____ INPUT
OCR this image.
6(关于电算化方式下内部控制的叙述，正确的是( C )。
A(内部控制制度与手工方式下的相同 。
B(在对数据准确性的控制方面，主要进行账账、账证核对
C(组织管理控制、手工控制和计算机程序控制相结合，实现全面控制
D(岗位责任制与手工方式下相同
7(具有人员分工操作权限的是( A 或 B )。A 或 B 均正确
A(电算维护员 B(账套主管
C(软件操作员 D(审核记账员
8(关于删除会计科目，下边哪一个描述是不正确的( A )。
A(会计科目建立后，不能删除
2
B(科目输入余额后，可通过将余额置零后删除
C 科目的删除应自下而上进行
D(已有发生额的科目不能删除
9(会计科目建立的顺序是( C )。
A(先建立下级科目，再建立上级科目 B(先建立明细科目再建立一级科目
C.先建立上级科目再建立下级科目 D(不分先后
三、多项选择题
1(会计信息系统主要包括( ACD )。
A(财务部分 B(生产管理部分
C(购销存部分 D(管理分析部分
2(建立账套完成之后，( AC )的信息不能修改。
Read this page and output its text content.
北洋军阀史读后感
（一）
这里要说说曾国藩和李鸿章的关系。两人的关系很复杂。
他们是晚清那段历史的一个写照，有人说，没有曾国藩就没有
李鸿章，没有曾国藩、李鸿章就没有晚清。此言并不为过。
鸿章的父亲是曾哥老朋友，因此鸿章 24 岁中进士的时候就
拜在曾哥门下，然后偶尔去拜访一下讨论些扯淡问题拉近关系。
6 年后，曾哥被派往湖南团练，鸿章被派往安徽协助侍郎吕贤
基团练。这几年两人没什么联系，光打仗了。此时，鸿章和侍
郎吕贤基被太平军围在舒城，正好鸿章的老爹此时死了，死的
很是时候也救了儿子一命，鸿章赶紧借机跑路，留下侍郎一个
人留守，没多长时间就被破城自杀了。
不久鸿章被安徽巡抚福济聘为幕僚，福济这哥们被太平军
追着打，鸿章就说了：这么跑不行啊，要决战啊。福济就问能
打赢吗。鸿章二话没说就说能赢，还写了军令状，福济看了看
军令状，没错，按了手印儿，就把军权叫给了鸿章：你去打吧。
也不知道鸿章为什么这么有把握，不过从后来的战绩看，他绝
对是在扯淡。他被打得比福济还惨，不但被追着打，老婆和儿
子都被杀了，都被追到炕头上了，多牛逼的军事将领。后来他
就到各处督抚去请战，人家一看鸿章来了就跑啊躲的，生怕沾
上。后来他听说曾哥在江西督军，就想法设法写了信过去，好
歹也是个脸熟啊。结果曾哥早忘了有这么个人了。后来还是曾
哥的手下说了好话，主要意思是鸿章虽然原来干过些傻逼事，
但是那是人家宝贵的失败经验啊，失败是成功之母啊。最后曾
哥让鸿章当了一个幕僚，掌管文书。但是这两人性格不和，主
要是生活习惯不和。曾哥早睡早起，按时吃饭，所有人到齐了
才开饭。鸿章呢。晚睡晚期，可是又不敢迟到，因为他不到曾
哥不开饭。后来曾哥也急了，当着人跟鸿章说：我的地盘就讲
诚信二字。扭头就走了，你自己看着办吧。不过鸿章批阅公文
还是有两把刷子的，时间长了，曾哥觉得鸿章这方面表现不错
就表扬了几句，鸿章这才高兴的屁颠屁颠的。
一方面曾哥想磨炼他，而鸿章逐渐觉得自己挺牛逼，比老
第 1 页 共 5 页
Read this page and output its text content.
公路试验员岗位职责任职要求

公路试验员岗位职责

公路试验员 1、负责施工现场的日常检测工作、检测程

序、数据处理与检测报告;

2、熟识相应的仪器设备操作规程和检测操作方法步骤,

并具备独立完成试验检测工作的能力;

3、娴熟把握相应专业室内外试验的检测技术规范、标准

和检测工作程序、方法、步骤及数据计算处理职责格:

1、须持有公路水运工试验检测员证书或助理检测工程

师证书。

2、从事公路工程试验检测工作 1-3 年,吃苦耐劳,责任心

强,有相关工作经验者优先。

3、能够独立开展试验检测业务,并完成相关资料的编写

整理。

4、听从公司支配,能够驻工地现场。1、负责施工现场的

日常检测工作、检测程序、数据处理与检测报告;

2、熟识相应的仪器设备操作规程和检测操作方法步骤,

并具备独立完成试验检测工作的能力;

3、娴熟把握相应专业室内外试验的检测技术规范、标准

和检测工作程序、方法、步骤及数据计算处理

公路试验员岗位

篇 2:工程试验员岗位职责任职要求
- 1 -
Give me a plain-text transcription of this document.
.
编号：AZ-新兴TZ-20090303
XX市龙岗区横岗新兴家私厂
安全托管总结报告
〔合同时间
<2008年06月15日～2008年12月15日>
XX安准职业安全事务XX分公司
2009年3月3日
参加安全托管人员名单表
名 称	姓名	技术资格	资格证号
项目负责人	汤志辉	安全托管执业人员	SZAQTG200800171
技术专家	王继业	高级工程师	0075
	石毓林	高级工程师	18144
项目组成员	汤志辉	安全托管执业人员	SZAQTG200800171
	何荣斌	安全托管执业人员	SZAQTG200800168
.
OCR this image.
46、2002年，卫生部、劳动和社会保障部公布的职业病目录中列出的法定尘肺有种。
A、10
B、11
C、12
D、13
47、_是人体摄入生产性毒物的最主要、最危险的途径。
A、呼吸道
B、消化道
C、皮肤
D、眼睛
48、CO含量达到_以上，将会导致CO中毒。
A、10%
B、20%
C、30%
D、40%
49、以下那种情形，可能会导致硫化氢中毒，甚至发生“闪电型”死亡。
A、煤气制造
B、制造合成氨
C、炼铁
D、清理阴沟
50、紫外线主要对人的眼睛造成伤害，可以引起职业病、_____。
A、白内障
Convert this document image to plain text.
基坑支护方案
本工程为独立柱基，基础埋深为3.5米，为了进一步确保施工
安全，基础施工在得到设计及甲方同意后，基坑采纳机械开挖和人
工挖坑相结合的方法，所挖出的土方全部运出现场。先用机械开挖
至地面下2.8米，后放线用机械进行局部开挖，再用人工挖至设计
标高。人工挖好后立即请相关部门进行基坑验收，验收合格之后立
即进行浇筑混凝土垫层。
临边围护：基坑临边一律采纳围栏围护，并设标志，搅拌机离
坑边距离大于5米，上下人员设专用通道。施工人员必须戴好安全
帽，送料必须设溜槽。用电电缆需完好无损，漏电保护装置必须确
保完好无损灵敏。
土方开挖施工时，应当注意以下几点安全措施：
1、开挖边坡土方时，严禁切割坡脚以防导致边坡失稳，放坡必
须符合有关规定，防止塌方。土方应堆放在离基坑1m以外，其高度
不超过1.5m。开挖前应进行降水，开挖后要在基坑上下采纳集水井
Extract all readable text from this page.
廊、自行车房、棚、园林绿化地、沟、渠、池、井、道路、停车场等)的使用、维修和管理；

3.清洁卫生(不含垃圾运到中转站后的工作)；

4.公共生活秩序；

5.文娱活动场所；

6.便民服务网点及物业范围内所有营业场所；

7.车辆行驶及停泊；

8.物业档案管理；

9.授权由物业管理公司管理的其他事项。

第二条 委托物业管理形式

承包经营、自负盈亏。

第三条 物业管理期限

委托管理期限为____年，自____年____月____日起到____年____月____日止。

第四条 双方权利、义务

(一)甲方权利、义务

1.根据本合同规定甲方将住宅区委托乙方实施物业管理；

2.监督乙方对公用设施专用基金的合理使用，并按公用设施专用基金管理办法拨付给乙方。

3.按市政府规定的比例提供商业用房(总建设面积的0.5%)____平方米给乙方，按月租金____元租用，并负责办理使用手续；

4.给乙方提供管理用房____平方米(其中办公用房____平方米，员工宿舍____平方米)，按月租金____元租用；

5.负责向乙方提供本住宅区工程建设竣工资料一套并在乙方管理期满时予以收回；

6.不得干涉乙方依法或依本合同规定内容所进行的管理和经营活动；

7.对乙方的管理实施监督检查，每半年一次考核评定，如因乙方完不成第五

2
________
• GOAL
Everything from the line containing "Convert this document image to plain text." to the end of the data above should be quoted exactly, please, both ends included, and nothing outside that span.

• RESPONSE TO THIS EXERCISE
Convert this document image to plain text.
基坑支护方案
本工程为独立柱基，基础埋深为3.5米，为了进一步确保施工
安全，基础施工在得到设计及甲方同意后，基坑采纳机械开挖和人
工挖坑相结合的方法，所挖出的土方全部运出现场。先用机械开挖
至地面下2.8米，后放线用机械进行局部开挖，再用人工挖至设计
标高。人工挖好后立即请相关部门进行基坑验收，验收合格之后立
即进行浇筑混凝土垫层。
临边围护：基坑临边一律采纳围栏围护，并设标志，搅拌机离
坑边距离大于5米，上下人员设专用通道。施工人员必须戴好安全
帽，送料必须设溜槽。用电电缆需完好无损，漏电保护装置必须确
保完好无损灵敏。
土方开挖施工时，应当注意以下几点安全措施：
1、开挖边坡土方时，严禁切割坡脚以防导致边坡失稳，放坡必
须符合有关规定，防止塌方。土方应堆放在离基坑1m以外，其高度
不超过1.5m。开挖前应进行降水，开挖后要在基坑上下采纳集水井
Extract all readable text from this page.
廊、自行车房、棚、园林绿化地、沟、渠、池、井、道路、停车场等)的使用、维修和管理；

3.清洁卫生(不含垃圾运到中转站后的工作)；

4.公共生活秩序；

5.文娱活动场所；

6.便民服务网点及物业范围内所有营业场所；

7.车辆行驶及停泊；

8.物业档案管理；

9.授权由物业管理公司管理的其他事项。

第二条 委托物业管理形式

承包经营、自负盈亏。

第三条 物业管理期限

委托管理期限为____年，自____年____月____日起到____年____月____日止。

第四条 双方权利、义务

(一)甲方权利、义务

1.根据本合同规定甲方将住宅区委托乙方实施物业管理；

2.监督乙方对公用设施专用基金的合理使用，并按公用设施专用基金管理办法拨付给乙方。

3.按市政府规定的比例提供商业用房(总建设面积的0.5%)____平方米给乙方，按月租金____元租用，并负责办理使用手续；

4.给乙方提供管理用房____平方米(其中办公用房____平方米，员工宿舍____平方米)，按月租金____元租用；

5.负责向乙方提供本住宅区工程建设竣工资料一套并在乙方管理期满时予以收回；

6.不得干涉乙方依法或依本合同规定内容所进行的管理和经营活动；

7.对乙方的管理实施监督检查，每半年一次考核评定，如因乙方完不成第五

2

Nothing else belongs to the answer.